— Set problem —
Wherever the word "Percent" appears in the entries, copy the whole line.

— Data section —
━━━
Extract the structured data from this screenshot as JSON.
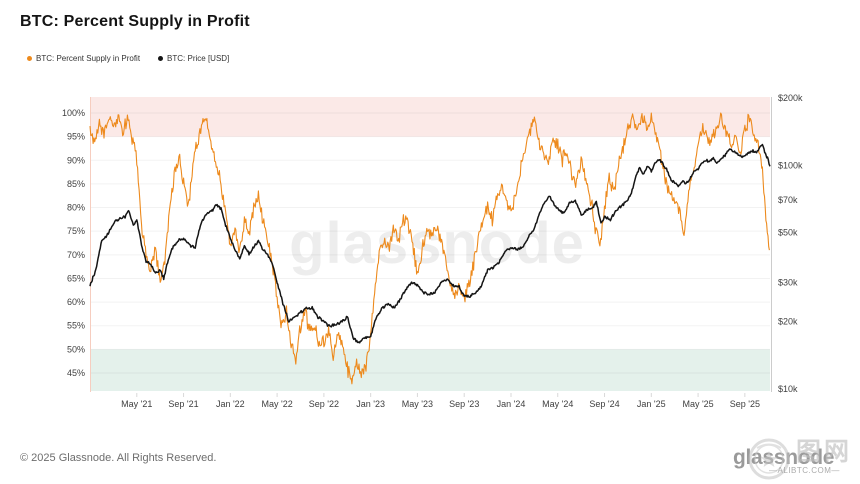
{
  "ui": {
    "title": "BTC: Percent Supply in Profit",
    "footer_left": "© 2025 Glassnode. All Rights Reserved.",
    "footer_logo": "glassnode",
    "watermark_center": "glassnode",
    "watermark_cjk": "图网",
    "watermark_site": "—ALIBTC.COM—"
  },
  "colors": {
    "supply_in_profit": "#ED8A1D",
    "price": "#151515",
    "band_above_95": "#FBE9E7",
    "band_below_50": "#E4F1EB",
    "grid": "rgba(0,0,0,0.05)",
    "axis_text": "#3F3F3F",
    "left_border": "#F6CDBF",
    "right_axis_line": "#CCCCCC",
    "tick": "#D9D9D9"
  },
  "chart_data": {
    "type": "line",
    "title": "BTC: Percent Supply in Profit",
    "x_unit": "months since Jan 2021",
    "x_range": [
      0,
      58.15
    ],
    "grid": "horizontal",
    "legend_position": "top-left",
    "x_ticks": [
      {
        "label": "May '21",
        "m": 4
      },
      {
        "label": "Sep '21",
        "m": 8
      },
      {
        "label": "Jan '22",
        "m": 12
      },
      {
        "label": "May '22",
        "m": 16
      },
      {
        "label": "Sep '22",
        "m": 20
      },
      {
        "label": "Jan '23",
        "m": 24
      },
      {
        "label": "May '23",
        "m": 28
      },
      {
        "label": "Sep '23",
        "m": 32
      },
      {
        "label": "Jan '24",
        "m": 36
      },
      {
        "label": "May '24",
        "m": 40
      },
      {
        "label": "Sep '24",
        "m": 44
      },
      {
        "label": "Jan '25",
        "m": 48
      },
      {
        "label": "May '25",
        "m": 52
      },
      {
        "label": "Sep '25",
        "m": 56
      }
    ],
    "y_left": {
      "label": "Percent Supply in Profit",
      "unit": "%",
      "scale": "linear",
      "range": [
        41.2,
        103.4
      ],
      "ticks": [
        "100%",
        "95%",
        "90%",
        "85%",
        "80%",
        "75%",
        "70%",
        "65%",
        "60%",
        "55%",
        "50%",
        "45%"
      ],
      "tick_values": [
        100,
        95,
        90,
        85,
        80,
        75,
        70,
        65,
        60,
        55,
        50,
        45
      ]
    },
    "y_right": {
      "label": "BTC Price",
      "unit": "USD",
      "scale": "log",
      "range_thousands": [
        9.7,
        200
      ],
      "ticks": [
        {
          "label": "$200k",
          "k": 200
        },
        {
          "label": "$100k",
          "k": 100
        },
        {
          "label": "$70k",
          "k": 70
        },
        {
          "label": "$50k",
          "k": 50
        },
        {
          "label": "$30k",
          "k": 30
        },
        {
          "label": "$20k",
          "k": 20
        },
        {
          "label": "$10k",
          "k": 10
        }
      ]
    },
    "bands": [
      {
        "name": "above-95-pct",
        "axis": "left",
        "from": 95,
        "to": 103.4,
        "color": "#FBE9E7"
      },
      {
        "name": "below-50-pct",
        "axis": "left",
        "from": 41.2,
        "to": 50,
        "color": "#E4F1EB"
      }
    ],
    "series": [
      {
        "name": "BTC: Percent Supply in Profit",
        "axis": "left",
        "unit": "%",
        "color": "#ED8A1D",
        "points": [
          [
            0,
            97
          ],
          [
            0.4,
            93
          ],
          [
            0.8,
            98
          ],
          [
            1.2,
            96
          ],
          [
            1.6,
            99
          ],
          [
            2,
            97
          ],
          [
            2.4,
            99
          ],
          [
            2.8,
            96
          ],
          [
            3.2,
            99
          ],
          [
            3.6,
            95
          ],
          [
            4,
            90
          ],
          [
            4.4,
            76
          ],
          [
            4.8,
            70
          ],
          [
            5.2,
            67
          ],
          [
            5.6,
            71
          ],
          [
            6,
            64
          ],
          [
            6.4,
            69
          ],
          [
            6.8,
            79
          ],
          [
            7.2,
            87
          ],
          [
            7.6,
            91
          ],
          [
            8,
            85
          ],
          [
            8.4,
            80
          ],
          [
            8.8,
            89
          ],
          [
            9.2,
            94
          ],
          [
            9.6,
            99
          ],
          [
            10,
            99
          ],
          [
            10.4,
            93
          ],
          [
            10.8,
            89
          ],
          [
            11.2,
            85
          ],
          [
            11.6,
            78
          ],
          [
            12,
            72
          ],
          [
            12.4,
            75
          ],
          [
            12.8,
            71
          ],
          [
            13.2,
            77
          ],
          [
            13.6,
            74
          ],
          [
            14,
            80
          ],
          [
            14.4,
            83
          ],
          [
            14.8,
            77
          ],
          [
            15.2,
            73
          ],
          [
            15.6,
            68
          ],
          [
            16,
            61
          ],
          [
            16.4,
            55
          ],
          [
            16.8,
            58
          ],
          [
            17.2,
            51
          ],
          [
            17.6,
            48
          ],
          [
            18,
            55
          ],
          [
            18.4,
            58
          ],
          [
            18.8,
            54
          ],
          [
            19.2,
            55
          ],
          [
            19.6,
            51
          ],
          [
            20,
            52
          ],
          [
            20.4,
            54
          ],
          [
            20.8,
            49
          ],
          [
            21.2,
            53
          ],
          [
            21.6,
            51
          ],
          [
            22,
            46
          ],
          [
            22.4,
            44
          ],
          [
            22.8,
            47
          ],
          [
            23.2,
            45
          ],
          [
            23.6,
            47
          ],
          [
            24,
            53
          ],
          [
            24.4,
            64
          ],
          [
            24.8,
            71
          ],
          [
            25.2,
            73
          ],
          [
            25.6,
            71
          ],
          [
            26,
            76
          ],
          [
            26.4,
            73
          ],
          [
            26.8,
            78
          ],
          [
            27.2,
            76
          ],
          [
            27.6,
            72
          ],
          [
            28,
            66
          ],
          [
            28.4,
            71
          ],
          [
            28.8,
            75
          ],
          [
            29.2,
            74
          ],
          [
            29.6,
            76
          ],
          [
            30,
            73
          ],
          [
            30.4,
            69
          ],
          [
            30.8,
            64
          ],
          [
            31.2,
            61
          ],
          [
            31.6,
            63
          ],
          [
            32,
            61
          ],
          [
            32.4,
            64
          ],
          [
            32.8,
            68
          ],
          [
            33.2,
            74
          ],
          [
            33.6,
            78
          ],
          [
            34,
            80
          ],
          [
            34.4,
            77
          ],
          [
            34.8,
            82
          ],
          [
            35.2,
            84
          ],
          [
            35.6,
            81
          ],
          [
            36,
            79
          ],
          [
            36.4,
            83
          ],
          [
            36.8,
            88
          ],
          [
            37.2,
            92
          ],
          [
            37.6,
            96
          ],
          [
            38,
            99
          ],
          [
            38.4,
            94
          ],
          [
            38.8,
            91
          ],
          [
            39.2,
            89
          ],
          [
            39.6,
            94
          ],
          [
            40,
            93
          ],
          [
            40.4,
            90
          ],
          [
            40.8,
            92
          ],
          [
            41.2,
            87
          ],
          [
            41.6,
            85
          ],
          [
            42,
            90
          ],
          [
            42.4,
            86
          ],
          [
            42.8,
            82
          ],
          [
            43.2,
            76
          ],
          [
            43.6,
            72
          ],
          [
            44,
            80
          ],
          [
            44.4,
            86
          ],
          [
            44.8,
            83
          ],
          [
            45.2,
            89
          ],
          [
            45.6,
            93
          ],
          [
            46,
            97
          ],
          [
            46.4,
            99
          ],
          [
            46.8,
            97
          ],
          [
            47.2,
            99
          ],
          [
            47.6,
            97
          ],
          [
            48,
            99
          ],
          [
            48.4,
            95
          ],
          [
            48.8,
            91
          ],
          [
            49.2,
            86
          ],
          [
            49.6,
            83
          ],
          [
            50,
            82
          ],
          [
            50.4,
            79
          ],
          [
            50.8,
            75
          ],
          [
            51.2,
            83
          ],
          [
            51.6,
            88
          ],
          [
            52,
            94
          ],
          [
            52.4,
            97
          ],
          [
            52.8,
            94
          ],
          [
            53.2,
            95
          ],
          [
            53.6,
            97
          ],
          [
            54,
            99
          ],
          [
            54.4,
            96
          ],
          [
            54.8,
            93
          ],
          [
            55.2,
            95
          ],
          [
            55.6,
            92
          ],
          [
            56,
            97
          ],
          [
            56.4,
            99
          ],
          [
            56.8,
            95
          ],
          [
            57.2,
            93
          ],
          [
            57.5,
            88
          ],
          [
            57.8,
            78
          ],
          [
            58.1,
            71
          ]
        ]
      },
      {
        "name": "BTC: Price [USD]",
        "axis": "right",
        "unit": "USD thousands",
        "color": "#151515",
        "points": [
          [
            0,
            29
          ],
          [
            0.5,
            34
          ],
          [
            1,
            46
          ],
          [
            1.5,
            49
          ],
          [
            2,
            55
          ],
          [
            2.5,
            58
          ],
          [
            3,
            59
          ],
          [
            3.3,
            63
          ],
          [
            3.7,
            54
          ],
          [
            4,
            57
          ],
          [
            4.4,
            44
          ],
          [
            4.8,
            37
          ],
          [
            5.2,
            36
          ],
          [
            5.6,
            33
          ],
          [
            6,
            34
          ],
          [
            6.3,
            31
          ],
          [
            6.7,
            38
          ],
          [
            7,
            42
          ],
          [
            7.5,
            46
          ],
          [
            8,
            47
          ],
          [
            8.5,
            44
          ],
          [
            9,
            43
          ],
          [
            9.5,
            55
          ],
          [
            10,
            61
          ],
          [
            10.5,
            63
          ],
          [
            10.8,
            67
          ],
          [
            11.2,
            64
          ],
          [
            11.6,
            54
          ],
          [
            12,
            47
          ],
          [
            12.4,
            42
          ],
          [
            12.8,
            38
          ],
          [
            13.2,
            44
          ],
          [
            13.6,
            40
          ],
          [
            14,
            43
          ],
          [
            14.4,
            46
          ],
          [
            14.8,
            42
          ],
          [
            15.2,
            40
          ],
          [
            15.6,
            36
          ],
          [
            16,
            30
          ],
          [
            16.5,
            24
          ],
          [
            17,
            20
          ],
          [
            17.5,
            21
          ],
          [
            18,
            22
          ],
          [
            18.5,
            23
          ],
          [
            19,
            23
          ],
          [
            19.5,
            21
          ],
          [
            20,
            20
          ],
          [
            20.5,
            19
          ],
          [
            21,
            19.5
          ],
          [
            21.5,
            20
          ],
          [
            22,
            21
          ],
          [
            22.5,
            17
          ],
          [
            23,
            16
          ],
          [
            23.5,
            17
          ],
          [
            24,
            17
          ],
          [
            24.5,
            21
          ],
          [
            25,
            23
          ],
          [
            25.5,
            24
          ],
          [
            26,
            23
          ],
          [
            26.5,
            25
          ],
          [
            27,
            28
          ],
          [
            27.5,
            30
          ],
          [
            28,
            29
          ],
          [
            28.5,
            27
          ],
          [
            29,
            26.5
          ],
          [
            29.5,
            27
          ],
          [
            30,
            30
          ],
          [
            30.5,
            31
          ],
          [
            31,
            29
          ],
          [
            31.5,
            29
          ],
          [
            32,
            26
          ],
          [
            32.5,
            26
          ],
          [
            33,
            27
          ],
          [
            33.5,
            29
          ],
          [
            34,
            34
          ],
          [
            34.5,
            35
          ],
          [
            35,
            37
          ],
          [
            35.5,
            41
          ],
          [
            36,
            43
          ],
          [
            36.5,
            42
          ],
          [
            37,
            43
          ],
          [
            37.5,
            48
          ],
          [
            38,
            52
          ],
          [
            38.5,
            62
          ],
          [
            39,
            70
          ],
          [
            39.3,
            73
          ],
          [
            39.7,
            66
          ],
          [
            40,
            64
          ],
          [
            40.5,
            61
          ],
          [
            41,
            68
          ],
          [
            41.5,
            69
          ],
          [
            42,
            60
          ],
          [
            42.5,
            63
          ],
          [
            43,
            65
          ],
          [
            43.3,
            68
          ],
          [
            43.7,
            55
          ],
          [
            44,
            59
          ],
          [
            44.5,
            57
          ],
          [
            45,
            63
          ],
          [
            45.5,
            66
          ],
          [
            46,
            70
          ],
          [
            46.3,
            75
          ],
          [
            46.7,
            90
          ],
          [
            47,
            97
          ],
          [
            47.3,
            92
          ],
          [
            47.7,
            99
          ],
          [
            48,
            94
          ],
          [
            48.3,
            102
          ],
          [
            48.7,
            106
          ],
          [
            49,
            101
          ],
          [
            49.3,
            96
          ],
          [
            49.7,
            85
          ],
          [
            50,
            84
          ],
          [
            50.3,
            81
          ],
          [
            50.7,
            84
          ],
          [
            51,
            83
          ],
          [
            51.3,
            87
          ],
          [
            51.7,
            95
          ],
          [
            52,
            96
          ],
          [
            52.3,
            103
          ],
          [
            52.7,
            105
          ],
          [
            53,
            104
          ],
          [
            53.3,
            107
          ],
          [
            53.6,
            102
          ],
          [
            54,
            108
          ],
          [
            54.3,
            110
          ],
          [
            54.7,
            118
          ],
          [
            55,
            116
          ],
          [
            55.3,
            113
          ],
          [
            55.7,
            110
          ],
          [
            56,
            109
          ],
          [
            56.3,
            113
          ],
          [
            56.7,
            116
          ],
          [
            57,
            114
          ],
          [
            57.3,
            121
          ],
          [
            57.5,
            124
          ],
          [
            57.7,
            115
          ],
          [
            58,
            106
          ],
          [
            58.15,
            99
          ]
        ]
      }
    ]
  }
}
━━━
— Answer —
    "title": "BTC: Percent Supply in Profit",
    "title": "BTC: Percent Supply in Profit",
      "label": "Percent Supply in Profit",
        "name": "BTC: Percent Supply in Profit",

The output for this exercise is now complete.